▸ GIVEN INSTRUCTION
Copy all lines of the listing that include the string "xlabel".

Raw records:
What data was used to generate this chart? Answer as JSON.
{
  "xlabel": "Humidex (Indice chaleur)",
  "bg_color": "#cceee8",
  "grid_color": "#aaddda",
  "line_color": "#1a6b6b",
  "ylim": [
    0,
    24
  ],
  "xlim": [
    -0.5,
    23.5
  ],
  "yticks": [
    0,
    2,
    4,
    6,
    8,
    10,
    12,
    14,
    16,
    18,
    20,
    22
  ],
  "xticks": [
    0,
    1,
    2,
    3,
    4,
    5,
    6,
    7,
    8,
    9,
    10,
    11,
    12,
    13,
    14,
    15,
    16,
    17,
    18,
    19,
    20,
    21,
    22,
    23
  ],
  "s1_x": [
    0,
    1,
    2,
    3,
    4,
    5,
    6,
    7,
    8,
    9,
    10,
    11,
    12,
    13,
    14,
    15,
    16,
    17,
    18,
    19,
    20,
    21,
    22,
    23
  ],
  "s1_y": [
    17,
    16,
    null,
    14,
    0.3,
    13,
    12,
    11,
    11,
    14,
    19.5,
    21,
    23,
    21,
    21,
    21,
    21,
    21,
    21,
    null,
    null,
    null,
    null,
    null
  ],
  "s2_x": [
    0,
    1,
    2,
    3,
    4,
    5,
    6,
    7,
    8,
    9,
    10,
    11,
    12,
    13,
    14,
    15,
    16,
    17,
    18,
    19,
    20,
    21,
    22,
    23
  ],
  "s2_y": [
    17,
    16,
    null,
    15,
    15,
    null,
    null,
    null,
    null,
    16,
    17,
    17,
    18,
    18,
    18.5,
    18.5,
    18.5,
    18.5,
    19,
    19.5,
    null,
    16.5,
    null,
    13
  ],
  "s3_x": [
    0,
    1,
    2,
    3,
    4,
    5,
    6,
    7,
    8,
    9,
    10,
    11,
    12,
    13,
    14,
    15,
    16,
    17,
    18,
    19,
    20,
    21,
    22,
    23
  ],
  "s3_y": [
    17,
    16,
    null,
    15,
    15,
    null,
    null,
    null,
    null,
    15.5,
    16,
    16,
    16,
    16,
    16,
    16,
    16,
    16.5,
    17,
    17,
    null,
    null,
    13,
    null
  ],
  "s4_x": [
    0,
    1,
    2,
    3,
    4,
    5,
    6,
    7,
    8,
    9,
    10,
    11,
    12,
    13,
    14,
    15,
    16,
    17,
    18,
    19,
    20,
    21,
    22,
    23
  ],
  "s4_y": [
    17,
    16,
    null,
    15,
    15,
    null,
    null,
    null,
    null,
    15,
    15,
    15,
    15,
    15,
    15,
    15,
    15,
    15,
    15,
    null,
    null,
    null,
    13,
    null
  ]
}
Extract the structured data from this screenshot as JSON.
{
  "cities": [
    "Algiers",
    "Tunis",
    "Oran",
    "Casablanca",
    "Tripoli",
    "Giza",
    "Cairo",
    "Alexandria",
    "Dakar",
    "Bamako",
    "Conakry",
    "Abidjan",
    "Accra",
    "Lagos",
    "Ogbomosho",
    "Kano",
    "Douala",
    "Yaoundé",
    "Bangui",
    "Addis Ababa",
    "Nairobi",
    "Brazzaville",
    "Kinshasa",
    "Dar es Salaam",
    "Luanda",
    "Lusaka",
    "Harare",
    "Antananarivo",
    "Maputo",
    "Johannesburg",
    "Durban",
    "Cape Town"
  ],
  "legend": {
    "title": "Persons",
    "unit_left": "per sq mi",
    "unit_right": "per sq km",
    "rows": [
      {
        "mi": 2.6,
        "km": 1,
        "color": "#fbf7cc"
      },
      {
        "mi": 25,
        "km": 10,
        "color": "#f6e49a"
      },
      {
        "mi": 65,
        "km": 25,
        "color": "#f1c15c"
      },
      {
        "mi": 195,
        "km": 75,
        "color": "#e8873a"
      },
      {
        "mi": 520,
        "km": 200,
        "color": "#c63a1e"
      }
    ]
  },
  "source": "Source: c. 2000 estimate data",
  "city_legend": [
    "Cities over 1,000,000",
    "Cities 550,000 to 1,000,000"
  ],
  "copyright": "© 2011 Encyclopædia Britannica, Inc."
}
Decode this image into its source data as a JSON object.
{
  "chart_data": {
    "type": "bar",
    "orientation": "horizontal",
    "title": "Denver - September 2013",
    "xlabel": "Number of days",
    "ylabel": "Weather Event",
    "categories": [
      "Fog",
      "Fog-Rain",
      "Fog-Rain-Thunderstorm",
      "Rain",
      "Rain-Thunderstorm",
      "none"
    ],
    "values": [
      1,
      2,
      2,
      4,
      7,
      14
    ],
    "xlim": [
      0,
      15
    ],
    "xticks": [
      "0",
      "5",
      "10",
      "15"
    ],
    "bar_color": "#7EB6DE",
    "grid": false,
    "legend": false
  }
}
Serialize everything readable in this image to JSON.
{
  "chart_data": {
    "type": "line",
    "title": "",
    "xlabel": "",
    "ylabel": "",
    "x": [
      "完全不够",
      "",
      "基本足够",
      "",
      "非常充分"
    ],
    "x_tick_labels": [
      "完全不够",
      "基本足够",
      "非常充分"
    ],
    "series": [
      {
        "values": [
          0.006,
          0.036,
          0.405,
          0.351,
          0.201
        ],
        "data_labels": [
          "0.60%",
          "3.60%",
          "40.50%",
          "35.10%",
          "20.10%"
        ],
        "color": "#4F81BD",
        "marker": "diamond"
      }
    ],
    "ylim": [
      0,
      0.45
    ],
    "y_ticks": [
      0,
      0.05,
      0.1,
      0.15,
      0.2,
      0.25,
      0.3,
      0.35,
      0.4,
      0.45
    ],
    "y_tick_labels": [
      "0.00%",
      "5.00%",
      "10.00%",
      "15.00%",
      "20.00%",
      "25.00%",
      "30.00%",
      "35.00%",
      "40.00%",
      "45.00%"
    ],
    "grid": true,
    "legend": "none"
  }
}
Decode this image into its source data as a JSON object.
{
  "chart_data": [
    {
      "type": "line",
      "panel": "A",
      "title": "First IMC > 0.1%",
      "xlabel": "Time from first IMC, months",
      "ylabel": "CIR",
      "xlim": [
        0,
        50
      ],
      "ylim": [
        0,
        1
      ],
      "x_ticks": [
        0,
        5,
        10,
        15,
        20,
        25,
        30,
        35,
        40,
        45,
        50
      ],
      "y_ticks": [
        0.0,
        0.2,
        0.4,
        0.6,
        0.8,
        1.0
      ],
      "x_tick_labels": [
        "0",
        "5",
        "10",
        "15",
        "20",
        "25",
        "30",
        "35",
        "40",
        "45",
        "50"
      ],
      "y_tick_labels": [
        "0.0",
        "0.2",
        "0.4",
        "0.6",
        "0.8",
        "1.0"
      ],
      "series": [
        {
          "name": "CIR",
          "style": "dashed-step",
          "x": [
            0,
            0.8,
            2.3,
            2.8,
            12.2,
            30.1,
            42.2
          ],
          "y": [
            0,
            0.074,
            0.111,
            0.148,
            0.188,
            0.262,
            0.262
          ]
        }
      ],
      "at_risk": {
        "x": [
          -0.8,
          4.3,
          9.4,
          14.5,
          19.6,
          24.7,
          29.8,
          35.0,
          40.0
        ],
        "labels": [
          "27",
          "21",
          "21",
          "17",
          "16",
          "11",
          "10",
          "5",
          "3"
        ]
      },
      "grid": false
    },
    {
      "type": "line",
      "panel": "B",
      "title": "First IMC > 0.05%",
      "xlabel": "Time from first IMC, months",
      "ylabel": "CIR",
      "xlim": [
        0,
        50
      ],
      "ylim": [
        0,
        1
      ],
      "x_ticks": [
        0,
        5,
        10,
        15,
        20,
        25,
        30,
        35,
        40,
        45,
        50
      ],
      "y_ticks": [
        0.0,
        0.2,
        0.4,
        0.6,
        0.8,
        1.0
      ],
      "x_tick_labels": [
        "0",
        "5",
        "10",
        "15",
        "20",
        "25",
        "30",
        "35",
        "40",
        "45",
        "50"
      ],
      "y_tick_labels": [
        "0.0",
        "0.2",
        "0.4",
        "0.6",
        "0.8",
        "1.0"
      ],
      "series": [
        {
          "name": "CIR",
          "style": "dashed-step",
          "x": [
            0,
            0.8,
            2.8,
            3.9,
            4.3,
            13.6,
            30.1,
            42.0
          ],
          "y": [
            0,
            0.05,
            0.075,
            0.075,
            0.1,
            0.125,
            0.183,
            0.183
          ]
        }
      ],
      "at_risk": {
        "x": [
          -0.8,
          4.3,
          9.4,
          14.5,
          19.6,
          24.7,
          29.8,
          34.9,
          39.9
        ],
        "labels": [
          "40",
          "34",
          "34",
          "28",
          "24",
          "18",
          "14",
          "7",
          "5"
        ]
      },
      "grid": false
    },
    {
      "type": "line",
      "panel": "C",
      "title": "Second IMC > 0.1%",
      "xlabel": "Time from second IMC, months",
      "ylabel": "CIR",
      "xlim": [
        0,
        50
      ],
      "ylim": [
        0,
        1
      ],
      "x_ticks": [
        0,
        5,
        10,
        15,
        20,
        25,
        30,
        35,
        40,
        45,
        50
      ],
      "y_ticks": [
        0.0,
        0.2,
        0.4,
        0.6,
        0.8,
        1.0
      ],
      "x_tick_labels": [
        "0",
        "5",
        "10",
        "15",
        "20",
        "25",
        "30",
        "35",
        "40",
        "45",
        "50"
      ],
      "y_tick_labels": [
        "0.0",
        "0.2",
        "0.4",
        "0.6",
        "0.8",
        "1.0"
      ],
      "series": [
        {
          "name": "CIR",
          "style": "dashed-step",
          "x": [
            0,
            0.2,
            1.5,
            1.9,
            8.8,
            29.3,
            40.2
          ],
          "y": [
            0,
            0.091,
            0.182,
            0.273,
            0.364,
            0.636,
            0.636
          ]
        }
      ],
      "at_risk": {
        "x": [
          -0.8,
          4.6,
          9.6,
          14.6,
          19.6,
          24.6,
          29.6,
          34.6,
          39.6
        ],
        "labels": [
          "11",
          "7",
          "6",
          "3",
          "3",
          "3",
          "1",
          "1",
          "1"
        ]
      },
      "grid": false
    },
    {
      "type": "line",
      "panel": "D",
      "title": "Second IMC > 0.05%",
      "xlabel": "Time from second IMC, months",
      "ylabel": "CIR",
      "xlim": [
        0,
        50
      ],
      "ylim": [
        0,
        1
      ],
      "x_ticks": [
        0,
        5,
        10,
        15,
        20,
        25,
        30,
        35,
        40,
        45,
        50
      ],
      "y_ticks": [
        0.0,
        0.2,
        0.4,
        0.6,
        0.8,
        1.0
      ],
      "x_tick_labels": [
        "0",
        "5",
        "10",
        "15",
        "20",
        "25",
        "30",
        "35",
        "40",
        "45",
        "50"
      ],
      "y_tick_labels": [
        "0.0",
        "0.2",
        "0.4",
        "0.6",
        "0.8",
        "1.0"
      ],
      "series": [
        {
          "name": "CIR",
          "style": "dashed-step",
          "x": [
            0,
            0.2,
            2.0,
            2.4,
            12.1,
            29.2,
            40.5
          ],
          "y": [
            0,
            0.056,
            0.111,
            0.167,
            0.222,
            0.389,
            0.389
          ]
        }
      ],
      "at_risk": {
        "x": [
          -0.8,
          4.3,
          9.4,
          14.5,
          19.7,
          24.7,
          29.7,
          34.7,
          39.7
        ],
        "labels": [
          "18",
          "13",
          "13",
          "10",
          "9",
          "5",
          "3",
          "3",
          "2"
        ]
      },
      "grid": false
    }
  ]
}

▸ RESPONSE FOR THIS EXERCISE
  "xlabel": "Humidex (Indice chaleur)",
    "xlabel": "Number of days",
    "xlabel": "",
      "xlabel": "Time from first IMC, months",
      "xlabel": "Time from first IMC, months",
      "xlabel": "Time from second IMC, months",
      "xlabel": "Time from second IMC, months",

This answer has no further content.